▶ PROBLEM TO WORK ON: From the line with "Type out the text in this image." through the final line, please write out the listing exactly, including both of those lines.

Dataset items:

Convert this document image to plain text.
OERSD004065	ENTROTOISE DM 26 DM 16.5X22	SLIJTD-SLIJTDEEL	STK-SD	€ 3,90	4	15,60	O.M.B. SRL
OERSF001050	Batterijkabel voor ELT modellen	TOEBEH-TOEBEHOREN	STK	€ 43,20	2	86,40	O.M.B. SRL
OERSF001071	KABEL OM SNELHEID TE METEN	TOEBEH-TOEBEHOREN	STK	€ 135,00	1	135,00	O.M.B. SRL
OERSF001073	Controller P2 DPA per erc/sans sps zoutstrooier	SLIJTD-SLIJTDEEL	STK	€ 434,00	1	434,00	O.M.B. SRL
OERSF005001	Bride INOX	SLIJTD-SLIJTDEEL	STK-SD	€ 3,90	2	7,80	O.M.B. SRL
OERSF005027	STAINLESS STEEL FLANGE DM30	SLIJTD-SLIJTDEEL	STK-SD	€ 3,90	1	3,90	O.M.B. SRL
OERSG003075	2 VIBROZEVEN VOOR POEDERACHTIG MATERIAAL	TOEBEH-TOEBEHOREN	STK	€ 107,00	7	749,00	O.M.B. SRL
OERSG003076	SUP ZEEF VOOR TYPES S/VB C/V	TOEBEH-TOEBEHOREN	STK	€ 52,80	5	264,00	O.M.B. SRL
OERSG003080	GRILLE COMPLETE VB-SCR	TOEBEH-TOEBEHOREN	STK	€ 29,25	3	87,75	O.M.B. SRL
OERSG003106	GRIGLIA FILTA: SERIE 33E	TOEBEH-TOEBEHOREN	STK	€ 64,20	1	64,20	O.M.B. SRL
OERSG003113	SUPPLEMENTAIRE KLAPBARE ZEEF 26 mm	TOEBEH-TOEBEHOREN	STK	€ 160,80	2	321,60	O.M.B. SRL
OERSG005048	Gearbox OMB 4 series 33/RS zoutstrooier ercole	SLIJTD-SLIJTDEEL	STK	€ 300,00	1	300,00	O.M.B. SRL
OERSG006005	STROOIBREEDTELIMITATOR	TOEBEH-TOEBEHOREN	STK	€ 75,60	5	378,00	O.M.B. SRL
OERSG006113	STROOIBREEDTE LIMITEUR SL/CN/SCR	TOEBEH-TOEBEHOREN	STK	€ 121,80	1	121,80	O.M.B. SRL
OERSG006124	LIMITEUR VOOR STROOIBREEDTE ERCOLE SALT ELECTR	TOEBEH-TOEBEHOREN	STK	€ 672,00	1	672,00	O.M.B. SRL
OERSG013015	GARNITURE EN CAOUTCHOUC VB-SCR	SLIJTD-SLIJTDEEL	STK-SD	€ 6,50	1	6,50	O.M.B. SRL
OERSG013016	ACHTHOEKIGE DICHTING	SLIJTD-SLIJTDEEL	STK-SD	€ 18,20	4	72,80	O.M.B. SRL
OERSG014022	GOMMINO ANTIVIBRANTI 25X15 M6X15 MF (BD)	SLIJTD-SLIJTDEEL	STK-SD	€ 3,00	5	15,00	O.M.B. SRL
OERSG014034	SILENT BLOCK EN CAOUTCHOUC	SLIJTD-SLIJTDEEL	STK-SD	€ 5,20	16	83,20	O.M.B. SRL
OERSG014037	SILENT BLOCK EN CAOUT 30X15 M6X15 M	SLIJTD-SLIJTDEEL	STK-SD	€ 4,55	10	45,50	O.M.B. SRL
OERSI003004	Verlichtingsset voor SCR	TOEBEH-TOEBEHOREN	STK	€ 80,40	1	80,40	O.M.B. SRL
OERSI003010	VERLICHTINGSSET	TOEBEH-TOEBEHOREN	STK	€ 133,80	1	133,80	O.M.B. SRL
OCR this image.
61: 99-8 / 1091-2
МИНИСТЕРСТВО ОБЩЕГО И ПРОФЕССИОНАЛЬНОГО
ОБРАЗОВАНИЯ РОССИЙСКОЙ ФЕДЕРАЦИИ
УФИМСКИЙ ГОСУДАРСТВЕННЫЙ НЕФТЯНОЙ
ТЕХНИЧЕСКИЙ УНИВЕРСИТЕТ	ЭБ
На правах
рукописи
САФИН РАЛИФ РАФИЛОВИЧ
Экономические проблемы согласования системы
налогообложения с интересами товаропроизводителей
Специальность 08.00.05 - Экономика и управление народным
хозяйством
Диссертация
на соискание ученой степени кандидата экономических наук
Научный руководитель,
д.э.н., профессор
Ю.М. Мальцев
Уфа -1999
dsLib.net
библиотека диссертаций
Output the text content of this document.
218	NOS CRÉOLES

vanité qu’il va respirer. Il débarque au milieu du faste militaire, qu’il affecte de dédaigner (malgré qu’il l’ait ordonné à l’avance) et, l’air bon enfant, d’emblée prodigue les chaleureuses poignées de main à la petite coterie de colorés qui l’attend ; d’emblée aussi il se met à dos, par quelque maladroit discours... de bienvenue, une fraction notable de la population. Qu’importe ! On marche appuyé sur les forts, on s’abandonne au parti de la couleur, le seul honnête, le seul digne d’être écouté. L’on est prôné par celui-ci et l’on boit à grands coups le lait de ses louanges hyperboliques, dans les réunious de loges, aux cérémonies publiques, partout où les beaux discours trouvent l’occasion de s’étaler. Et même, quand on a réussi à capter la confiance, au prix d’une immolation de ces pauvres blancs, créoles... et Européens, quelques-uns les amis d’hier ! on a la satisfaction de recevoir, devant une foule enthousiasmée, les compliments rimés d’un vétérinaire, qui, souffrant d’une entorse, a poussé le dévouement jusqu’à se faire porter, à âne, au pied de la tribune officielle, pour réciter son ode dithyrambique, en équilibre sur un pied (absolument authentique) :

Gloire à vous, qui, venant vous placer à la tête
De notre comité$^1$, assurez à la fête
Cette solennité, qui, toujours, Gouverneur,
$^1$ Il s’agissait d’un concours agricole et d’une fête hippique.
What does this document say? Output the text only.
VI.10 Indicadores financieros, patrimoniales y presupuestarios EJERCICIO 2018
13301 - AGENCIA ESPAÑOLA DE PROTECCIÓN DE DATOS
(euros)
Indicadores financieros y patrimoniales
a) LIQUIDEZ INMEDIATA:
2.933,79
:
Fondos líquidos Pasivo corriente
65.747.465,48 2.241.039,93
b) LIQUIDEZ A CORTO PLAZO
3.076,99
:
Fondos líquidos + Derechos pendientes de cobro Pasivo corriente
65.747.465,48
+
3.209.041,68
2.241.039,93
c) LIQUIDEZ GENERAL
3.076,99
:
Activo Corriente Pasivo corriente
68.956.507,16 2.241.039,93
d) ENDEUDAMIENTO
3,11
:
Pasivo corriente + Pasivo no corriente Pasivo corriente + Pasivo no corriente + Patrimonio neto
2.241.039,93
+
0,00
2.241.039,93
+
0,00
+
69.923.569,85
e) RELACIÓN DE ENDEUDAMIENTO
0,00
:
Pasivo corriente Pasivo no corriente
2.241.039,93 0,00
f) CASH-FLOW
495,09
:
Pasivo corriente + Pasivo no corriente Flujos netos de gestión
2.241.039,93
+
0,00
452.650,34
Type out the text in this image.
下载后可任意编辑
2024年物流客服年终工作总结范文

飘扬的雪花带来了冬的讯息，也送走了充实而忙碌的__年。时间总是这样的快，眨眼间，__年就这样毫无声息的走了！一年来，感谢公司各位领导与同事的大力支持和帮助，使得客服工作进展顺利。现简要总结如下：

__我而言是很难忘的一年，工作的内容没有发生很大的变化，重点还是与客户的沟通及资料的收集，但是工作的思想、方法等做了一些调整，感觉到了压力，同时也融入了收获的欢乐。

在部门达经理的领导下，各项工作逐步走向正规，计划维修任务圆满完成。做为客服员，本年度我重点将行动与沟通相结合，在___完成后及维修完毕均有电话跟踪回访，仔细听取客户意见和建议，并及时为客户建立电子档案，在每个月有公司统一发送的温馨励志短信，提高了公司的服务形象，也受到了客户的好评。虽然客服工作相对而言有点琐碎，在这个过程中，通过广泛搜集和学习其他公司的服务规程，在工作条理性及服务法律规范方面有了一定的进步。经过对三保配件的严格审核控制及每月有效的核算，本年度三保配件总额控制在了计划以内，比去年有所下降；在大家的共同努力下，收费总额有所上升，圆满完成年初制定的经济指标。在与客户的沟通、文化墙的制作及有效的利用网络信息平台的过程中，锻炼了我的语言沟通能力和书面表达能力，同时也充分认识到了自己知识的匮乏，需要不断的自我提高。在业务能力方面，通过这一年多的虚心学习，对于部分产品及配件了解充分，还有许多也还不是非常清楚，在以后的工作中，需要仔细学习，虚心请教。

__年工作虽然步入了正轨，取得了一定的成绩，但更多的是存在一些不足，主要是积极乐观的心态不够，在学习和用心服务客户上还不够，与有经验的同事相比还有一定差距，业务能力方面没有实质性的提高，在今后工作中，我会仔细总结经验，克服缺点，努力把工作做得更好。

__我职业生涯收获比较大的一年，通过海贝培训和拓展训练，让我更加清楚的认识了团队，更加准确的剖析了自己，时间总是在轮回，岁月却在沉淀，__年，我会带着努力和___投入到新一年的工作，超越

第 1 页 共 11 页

▶ TASK SOLUTION:
Type out the text in this image.
下载后可任意编辑
2024年物流客服年终工作总结范文

飘扬的雪花带来了冬的讯息，也送走了充实而忙碌的__年。时间总是这样的快，眨眼间，__年就这样毫无声息的走了！一年来，感谢公司各位领导与同事的大力支持和帮助，使得客服工作进展顺利。现简要总结如下：

__我而言是很难忘的一年，工作的内容没有发生很大的变化，重点还是与客户的沟通及资料的收集，但是工作的思想、方法等做了一些调整，感觉到了压力，同时也融入了收获的欢乐。

在部门达经理的领导下，各项工作逐步走向正规，计划维修任务圆满完成。做为客服员，本年度我重点将行动与沟通相结合，在___完成后及维修完毕均有电话跟踪回访，仔细听取客户意见和建议，并及时为客户建立电子档案，在每个月有公司统一发送的温馨励志短信，提高了公司的服务形象，也受到了客户的好评。虽然客服工作相对而言有点琐碎，在这个过程中，通过广泛搜集和学习其他公司的服务规程，在工作条理性及服务法律规范方面有了一定的进步。经过对三保配件的严格审核控制及每月有效的核算，本年度三保配件总额控制在了计划以内，比去年有所下降；在大家的共同努力下，收费总额有所上升，圆满完成年初制定的经济指标。在与客户的沟通、文化墙的制作及有效的利用网络信息平台的过程中，锻炼了我的语言沟通能力和书面表达能力，同时也充分认识到了自己知识的匮乏，需要不断的自我提高。在业务能力方面，通过这一年多的虚心学习，对于部分产品及配件了解充分，还有许多也还不是非常清楚，在以后的工作中，需要仔细学习，虚心请教。

__年工作虽然步入了正轨，取得了一定的成绩，但更多的是存在一些不足，主要是积极乐观的心态不够，在学习和用心服务客户上还不够，与有经验的同事相比还有一定差距，业务能力方面没有实质性的提高，在今后工作中，我会仔细总结经验，克服缺点，努力把工作做得更好。

__我职业生涯收获比较大的一年，通过海贝培训和拓展训练，让我更加清楚的认识了团队，更加准确的剖析了自己，时间总是在轮回，岁月却在沉淀，__年，我会带着努力和___投入到新一年的工作，超越

第 1 页 共 11 页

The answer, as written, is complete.